▶ **GIVEN TASK**
Each entry below is to be given again word for word, with no pictures.

▶ **GIVEN RECORDS**
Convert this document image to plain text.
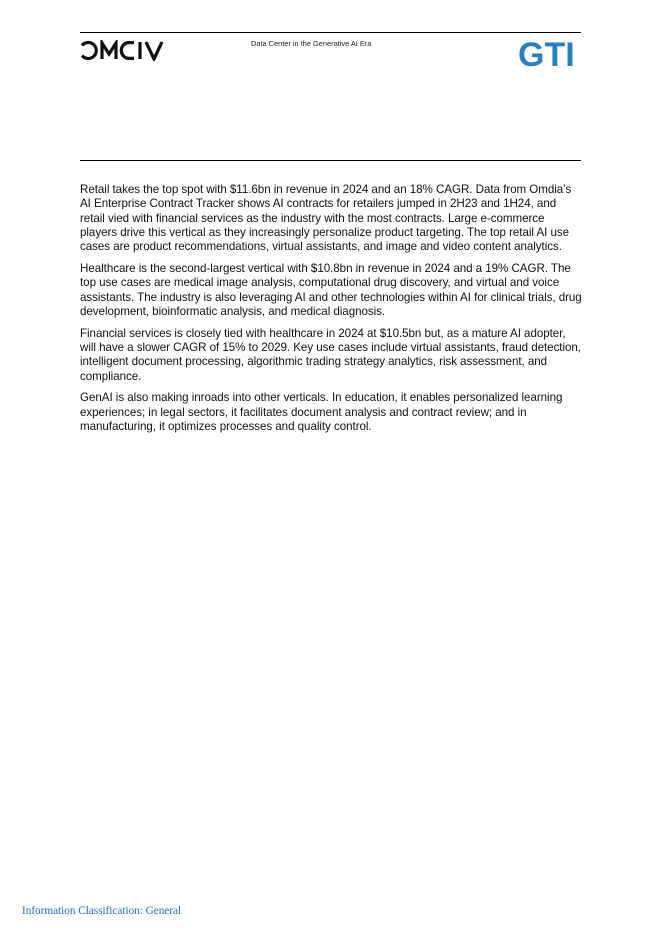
Data Center in the Generative AI Era	GTI

Retail takes the top spot with $11.6bn in revenue in 2024 and an 18% CAGR. Data from Omdia’s AI Enterprise Contract Tracker shows AI contracts for retailers jumped in 2H23 and 1H24, and retail vied with financial services as the industry with the most contracts. Large e-commerce players drive this vertical as they increasingly personalize product targeting. The top retail AI use cases are product recommendations, virtual assistants, and image and video content analytics.

Healthcare is the second-largest vertical with $10.8bn in revenue in 2024 and a 19% CAGR. The top use cases are medical image analysis, computational drug discovery, and virtual and voice assistants. The industry is also leveraging AI and other technologies within AI for clinical trials, drug development, bioinformatic analysis, and medical diagnosis.

Financial services is closely tied with healthcare in 2024 at $10.5bn but, as a mature AI adopter, will have a slower CAGR of 15% to 2029. Key use cases include virtual assistants, fraud detection, intelligent document processing, algorithmic trading strategy analytics, risk assessment, and compliance.

GenAI is also making inroads into other verticals. In education, it enables personalized learning experiences; in legal sectors, it facilitates document analysis and contract review; and in manufacturing, it optimizes processes and quality control.

Information Classification: General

▶ **EXERCISE RESULT**
Convert this document image to plain text.
Data Center in the Generative AI Era	GTI

Retail takes the top spot with $11.6bn in revenue in 2024 and an 18% CAGR. Data from Omdia’s AI Enterprise Contract Tracker shows AI contracts for retailers jumped in 2H23 and 1H24, and retail vied with financial services as the industry with the most contracts. Large e-commerce players drive this vertical as they increasingly personalize product targeting. The top retail AI use cases are product recommendations, virtual assistants, and image and video content analytics.

Healthcare is the second-largest vertical with $10.8bn in revenue in 2024 and a 19% CAGR. The top use cases are medical image analysis, computational drug discovery, and virtual and voice assistants. The industry is also leveraging AI and other technologies within AI for clinical trials, drug development, bioinformatic analysis, and medical diagnosis.

Financial services is closely tied with healthcare in 2024 at $10.5bn but, as a mature AI adopter, will have a slower CAGR of 15% to 2029. Key use cases include virtual assistants, fraud detection, intelligent document processing, algorithmic trading strategy analytics, risk assessment, and compliance.

GenAI is also making inroads into other verticals. In education, it enables personalized learning experiences; in legal sectors, it facilitates document analysis and contract review; and in manufacturing, it optimizes processes and quality control.

Information Classification: General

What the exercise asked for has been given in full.